▶ _The request_
Records follow. Pull out every line that contains "всего".

▶ _Saved entries_
[Start]

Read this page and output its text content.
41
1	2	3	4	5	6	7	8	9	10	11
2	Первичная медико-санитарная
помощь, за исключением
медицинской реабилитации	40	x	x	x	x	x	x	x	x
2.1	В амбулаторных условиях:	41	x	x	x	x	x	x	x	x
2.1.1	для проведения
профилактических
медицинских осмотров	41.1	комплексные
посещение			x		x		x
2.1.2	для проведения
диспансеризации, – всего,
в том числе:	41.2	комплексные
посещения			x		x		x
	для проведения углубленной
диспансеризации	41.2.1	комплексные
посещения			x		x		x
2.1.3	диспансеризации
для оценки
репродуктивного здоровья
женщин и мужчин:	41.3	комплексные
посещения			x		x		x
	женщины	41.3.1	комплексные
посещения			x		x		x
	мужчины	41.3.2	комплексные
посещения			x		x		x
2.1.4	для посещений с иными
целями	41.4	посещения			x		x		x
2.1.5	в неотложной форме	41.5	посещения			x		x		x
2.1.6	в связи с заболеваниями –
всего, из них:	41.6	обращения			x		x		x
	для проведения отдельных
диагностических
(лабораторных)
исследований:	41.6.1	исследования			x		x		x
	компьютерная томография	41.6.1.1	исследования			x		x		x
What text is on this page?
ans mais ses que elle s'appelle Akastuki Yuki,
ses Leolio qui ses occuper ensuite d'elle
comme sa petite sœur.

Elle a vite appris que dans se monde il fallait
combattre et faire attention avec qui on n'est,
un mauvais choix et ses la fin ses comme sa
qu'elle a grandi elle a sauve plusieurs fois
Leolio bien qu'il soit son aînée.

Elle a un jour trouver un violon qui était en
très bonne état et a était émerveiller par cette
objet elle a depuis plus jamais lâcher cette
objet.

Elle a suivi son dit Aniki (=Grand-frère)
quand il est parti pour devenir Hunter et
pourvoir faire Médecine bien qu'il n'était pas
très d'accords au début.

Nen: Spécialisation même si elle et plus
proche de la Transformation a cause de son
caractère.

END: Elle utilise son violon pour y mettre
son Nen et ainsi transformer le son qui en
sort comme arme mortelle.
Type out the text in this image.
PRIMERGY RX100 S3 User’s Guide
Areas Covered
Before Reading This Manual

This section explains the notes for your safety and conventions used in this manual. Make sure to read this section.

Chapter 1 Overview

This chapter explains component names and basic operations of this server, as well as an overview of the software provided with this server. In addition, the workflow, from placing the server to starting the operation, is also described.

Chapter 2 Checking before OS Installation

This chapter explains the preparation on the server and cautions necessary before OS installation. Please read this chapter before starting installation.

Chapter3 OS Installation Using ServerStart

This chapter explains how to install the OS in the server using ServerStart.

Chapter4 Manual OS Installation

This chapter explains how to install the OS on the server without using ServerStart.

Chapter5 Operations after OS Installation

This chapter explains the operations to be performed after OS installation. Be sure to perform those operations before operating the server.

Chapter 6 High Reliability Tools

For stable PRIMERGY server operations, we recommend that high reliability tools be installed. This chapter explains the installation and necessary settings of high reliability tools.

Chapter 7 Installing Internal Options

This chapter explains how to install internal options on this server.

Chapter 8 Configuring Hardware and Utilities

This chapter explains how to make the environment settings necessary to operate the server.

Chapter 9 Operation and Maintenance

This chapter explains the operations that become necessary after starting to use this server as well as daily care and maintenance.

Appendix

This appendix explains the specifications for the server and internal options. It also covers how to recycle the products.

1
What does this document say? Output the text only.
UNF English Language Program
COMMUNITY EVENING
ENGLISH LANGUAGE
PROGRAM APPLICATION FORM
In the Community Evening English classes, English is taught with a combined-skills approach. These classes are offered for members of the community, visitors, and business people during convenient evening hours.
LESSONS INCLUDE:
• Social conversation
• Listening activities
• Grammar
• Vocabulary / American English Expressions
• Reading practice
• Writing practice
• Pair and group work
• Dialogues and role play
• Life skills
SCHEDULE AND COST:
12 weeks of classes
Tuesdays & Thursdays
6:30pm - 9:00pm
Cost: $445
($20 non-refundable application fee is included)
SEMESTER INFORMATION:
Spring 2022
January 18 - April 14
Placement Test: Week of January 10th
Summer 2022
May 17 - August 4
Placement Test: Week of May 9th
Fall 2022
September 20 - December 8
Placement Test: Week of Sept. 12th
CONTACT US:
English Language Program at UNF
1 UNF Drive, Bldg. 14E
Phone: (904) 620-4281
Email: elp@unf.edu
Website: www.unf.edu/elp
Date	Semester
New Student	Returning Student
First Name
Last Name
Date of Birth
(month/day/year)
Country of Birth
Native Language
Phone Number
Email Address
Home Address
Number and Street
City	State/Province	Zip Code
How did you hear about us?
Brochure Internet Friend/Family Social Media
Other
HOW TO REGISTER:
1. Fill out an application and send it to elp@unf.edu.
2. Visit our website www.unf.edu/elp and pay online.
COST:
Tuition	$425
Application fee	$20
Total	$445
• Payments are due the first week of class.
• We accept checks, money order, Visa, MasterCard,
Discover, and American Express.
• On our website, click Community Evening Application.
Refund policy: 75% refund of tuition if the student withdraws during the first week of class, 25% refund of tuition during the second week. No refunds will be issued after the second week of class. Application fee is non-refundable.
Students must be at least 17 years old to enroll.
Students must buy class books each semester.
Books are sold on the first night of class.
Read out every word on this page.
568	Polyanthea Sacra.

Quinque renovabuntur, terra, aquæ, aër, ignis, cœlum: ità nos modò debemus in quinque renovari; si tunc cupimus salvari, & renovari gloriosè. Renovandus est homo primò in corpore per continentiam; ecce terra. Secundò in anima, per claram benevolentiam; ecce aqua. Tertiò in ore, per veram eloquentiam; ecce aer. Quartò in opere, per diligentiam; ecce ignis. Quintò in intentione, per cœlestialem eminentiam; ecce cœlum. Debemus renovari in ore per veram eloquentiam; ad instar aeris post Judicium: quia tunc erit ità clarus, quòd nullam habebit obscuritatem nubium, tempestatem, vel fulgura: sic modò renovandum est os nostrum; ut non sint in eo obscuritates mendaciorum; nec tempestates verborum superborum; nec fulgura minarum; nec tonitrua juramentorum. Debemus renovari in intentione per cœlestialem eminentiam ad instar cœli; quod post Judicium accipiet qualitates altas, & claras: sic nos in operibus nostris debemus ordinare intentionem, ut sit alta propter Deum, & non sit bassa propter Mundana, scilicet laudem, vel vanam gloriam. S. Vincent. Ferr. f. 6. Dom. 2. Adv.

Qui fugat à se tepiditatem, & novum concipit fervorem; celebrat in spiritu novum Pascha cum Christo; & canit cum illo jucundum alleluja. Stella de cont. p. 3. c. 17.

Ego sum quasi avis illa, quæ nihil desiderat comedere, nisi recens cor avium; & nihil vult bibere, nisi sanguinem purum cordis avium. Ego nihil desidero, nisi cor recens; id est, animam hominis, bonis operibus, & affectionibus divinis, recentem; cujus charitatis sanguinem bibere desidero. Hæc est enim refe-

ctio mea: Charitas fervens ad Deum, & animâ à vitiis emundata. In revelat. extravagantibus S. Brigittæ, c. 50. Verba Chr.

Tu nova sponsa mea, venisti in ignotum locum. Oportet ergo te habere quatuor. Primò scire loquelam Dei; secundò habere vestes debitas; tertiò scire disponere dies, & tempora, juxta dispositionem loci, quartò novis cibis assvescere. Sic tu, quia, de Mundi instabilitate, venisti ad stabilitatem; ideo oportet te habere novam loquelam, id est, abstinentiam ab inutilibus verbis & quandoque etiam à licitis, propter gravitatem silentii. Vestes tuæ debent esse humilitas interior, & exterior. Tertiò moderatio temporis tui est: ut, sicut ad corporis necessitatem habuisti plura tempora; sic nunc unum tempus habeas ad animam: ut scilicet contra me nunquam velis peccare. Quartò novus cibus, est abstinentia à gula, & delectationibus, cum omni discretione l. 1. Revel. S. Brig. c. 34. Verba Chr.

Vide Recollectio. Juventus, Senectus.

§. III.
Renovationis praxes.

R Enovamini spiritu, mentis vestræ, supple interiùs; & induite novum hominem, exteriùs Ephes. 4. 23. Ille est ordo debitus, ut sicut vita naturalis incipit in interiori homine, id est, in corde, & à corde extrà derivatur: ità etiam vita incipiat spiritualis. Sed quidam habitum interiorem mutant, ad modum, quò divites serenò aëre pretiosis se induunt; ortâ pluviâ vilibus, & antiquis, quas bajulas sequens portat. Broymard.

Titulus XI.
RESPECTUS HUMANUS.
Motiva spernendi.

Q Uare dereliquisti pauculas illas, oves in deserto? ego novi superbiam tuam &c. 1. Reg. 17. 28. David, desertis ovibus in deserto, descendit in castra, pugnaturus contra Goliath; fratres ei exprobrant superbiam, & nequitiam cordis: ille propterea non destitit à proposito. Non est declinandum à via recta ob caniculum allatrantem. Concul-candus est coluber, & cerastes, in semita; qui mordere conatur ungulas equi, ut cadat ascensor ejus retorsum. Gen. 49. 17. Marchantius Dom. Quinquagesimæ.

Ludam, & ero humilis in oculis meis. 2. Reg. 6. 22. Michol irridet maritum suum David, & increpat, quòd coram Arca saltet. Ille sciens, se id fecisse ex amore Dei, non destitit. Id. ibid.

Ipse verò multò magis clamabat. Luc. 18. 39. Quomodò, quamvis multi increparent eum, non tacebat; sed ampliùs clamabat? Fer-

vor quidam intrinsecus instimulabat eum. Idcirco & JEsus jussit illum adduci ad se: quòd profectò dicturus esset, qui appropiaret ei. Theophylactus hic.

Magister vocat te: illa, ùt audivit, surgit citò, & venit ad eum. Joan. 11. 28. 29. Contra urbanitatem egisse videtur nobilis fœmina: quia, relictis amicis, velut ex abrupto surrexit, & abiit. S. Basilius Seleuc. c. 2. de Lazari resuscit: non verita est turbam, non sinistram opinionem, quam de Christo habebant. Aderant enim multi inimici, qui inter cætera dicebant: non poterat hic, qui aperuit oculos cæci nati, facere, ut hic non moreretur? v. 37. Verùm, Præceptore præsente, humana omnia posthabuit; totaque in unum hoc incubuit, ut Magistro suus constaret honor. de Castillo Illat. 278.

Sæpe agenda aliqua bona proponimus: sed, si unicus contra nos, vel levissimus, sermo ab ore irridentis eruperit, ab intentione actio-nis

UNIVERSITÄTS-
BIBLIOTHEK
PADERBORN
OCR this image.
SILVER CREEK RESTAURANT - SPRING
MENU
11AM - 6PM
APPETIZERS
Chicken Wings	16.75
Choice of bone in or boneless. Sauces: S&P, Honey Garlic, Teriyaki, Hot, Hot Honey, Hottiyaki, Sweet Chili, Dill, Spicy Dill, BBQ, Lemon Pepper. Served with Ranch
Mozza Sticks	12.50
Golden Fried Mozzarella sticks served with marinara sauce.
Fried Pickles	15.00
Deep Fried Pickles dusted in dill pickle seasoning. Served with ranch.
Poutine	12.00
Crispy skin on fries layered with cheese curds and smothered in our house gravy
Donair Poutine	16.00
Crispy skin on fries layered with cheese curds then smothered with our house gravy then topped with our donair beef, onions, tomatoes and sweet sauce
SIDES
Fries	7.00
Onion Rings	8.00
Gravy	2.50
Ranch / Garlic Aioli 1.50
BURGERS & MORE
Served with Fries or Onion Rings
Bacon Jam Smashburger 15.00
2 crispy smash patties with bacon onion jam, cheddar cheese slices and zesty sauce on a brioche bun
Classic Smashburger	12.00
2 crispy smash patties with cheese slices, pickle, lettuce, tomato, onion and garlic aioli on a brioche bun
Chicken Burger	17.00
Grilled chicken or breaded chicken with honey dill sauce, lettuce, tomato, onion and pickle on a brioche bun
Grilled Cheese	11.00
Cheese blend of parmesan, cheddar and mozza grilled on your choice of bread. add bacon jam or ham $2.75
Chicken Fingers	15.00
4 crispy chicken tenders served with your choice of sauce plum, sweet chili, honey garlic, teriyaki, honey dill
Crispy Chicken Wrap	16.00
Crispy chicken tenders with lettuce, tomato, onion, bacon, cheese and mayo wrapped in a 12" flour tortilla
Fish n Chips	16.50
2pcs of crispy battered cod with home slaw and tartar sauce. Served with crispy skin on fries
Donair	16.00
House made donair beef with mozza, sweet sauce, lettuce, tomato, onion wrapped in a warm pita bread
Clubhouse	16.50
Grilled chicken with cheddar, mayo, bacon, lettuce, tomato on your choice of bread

[End]

▶ _Task solution_
диспансеризации, – всего,
всего, из них:	41.6	обращения			x		x		x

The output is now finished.